BEGIN
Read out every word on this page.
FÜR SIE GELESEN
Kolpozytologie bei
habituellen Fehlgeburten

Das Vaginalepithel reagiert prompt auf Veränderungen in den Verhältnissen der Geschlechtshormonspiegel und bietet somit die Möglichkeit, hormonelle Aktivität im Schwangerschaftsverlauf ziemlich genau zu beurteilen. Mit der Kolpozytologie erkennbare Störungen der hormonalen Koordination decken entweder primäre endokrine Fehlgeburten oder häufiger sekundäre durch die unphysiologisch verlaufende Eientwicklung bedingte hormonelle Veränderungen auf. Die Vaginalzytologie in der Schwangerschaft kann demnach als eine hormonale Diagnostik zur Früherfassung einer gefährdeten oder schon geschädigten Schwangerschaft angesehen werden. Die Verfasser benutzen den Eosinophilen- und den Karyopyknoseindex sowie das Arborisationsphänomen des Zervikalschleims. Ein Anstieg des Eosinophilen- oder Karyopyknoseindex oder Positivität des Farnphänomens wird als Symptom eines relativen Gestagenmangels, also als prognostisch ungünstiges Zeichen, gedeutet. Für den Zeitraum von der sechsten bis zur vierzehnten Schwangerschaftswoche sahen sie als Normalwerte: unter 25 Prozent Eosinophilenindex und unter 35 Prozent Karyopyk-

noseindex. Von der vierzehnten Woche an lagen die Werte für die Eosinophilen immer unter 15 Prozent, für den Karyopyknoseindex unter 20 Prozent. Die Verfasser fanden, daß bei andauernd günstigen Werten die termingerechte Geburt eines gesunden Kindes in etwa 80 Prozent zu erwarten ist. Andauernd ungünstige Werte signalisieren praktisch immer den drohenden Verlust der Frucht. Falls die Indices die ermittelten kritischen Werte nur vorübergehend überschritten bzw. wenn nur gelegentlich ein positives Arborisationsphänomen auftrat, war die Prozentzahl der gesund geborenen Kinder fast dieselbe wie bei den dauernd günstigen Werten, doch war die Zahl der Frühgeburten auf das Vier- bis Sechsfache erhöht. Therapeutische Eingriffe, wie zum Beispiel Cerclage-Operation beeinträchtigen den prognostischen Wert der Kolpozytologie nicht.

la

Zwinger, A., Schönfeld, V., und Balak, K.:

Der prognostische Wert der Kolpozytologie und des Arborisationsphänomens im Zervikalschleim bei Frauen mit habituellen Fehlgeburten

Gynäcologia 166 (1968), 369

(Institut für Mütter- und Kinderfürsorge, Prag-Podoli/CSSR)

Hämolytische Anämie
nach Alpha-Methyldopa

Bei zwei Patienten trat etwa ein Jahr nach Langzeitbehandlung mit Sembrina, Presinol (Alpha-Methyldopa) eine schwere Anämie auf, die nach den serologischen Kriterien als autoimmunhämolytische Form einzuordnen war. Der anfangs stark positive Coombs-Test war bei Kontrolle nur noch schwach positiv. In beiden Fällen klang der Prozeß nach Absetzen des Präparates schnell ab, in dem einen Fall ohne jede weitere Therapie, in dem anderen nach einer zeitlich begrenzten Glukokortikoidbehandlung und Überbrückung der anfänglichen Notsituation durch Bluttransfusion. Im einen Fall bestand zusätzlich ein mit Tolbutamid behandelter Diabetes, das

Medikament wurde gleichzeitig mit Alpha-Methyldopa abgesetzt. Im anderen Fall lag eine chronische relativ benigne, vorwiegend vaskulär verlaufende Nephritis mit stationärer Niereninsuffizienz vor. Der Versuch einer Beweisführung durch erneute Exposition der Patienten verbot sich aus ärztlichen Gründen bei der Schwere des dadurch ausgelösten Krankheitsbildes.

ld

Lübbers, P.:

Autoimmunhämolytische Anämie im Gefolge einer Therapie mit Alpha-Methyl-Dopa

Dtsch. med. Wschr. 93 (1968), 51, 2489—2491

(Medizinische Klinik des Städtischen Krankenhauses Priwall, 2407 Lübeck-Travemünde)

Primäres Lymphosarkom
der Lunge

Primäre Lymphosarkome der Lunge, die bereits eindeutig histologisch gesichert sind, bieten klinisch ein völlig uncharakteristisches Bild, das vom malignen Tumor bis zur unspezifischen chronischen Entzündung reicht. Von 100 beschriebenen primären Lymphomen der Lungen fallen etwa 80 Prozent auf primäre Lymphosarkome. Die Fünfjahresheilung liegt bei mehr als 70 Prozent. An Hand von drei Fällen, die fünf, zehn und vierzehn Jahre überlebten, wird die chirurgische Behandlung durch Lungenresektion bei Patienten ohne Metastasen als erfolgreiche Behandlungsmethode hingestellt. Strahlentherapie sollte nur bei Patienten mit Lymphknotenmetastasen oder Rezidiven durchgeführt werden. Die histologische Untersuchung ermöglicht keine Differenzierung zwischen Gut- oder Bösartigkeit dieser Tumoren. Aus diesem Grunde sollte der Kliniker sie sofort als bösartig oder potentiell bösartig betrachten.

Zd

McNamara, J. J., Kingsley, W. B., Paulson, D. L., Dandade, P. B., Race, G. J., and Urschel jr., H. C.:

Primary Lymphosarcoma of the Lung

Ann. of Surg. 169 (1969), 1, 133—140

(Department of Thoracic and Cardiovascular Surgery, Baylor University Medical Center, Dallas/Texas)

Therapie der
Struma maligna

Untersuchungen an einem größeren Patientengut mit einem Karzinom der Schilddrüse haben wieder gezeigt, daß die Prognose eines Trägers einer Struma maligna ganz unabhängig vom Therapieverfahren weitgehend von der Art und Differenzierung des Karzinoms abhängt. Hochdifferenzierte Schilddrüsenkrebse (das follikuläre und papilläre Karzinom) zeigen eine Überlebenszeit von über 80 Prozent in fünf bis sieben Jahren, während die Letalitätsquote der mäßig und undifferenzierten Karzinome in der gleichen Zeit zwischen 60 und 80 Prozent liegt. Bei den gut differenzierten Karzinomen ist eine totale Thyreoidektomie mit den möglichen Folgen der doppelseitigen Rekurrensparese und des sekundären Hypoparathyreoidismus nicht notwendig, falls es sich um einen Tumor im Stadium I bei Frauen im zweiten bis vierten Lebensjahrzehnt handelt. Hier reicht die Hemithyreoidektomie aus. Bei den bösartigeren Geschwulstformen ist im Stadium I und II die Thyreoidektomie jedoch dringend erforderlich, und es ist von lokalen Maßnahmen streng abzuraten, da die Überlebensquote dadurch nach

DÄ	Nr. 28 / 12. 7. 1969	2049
END
## Assignment
Copy all the lines above that hold the string "habituellen".

## Written answer
habituellen Fehlgeburten
Der prognostische Wert der Kolpozytologie und des Arborisationsphänomens im Zervikalschleim bei Frauen mit habituellen Fehlgeburten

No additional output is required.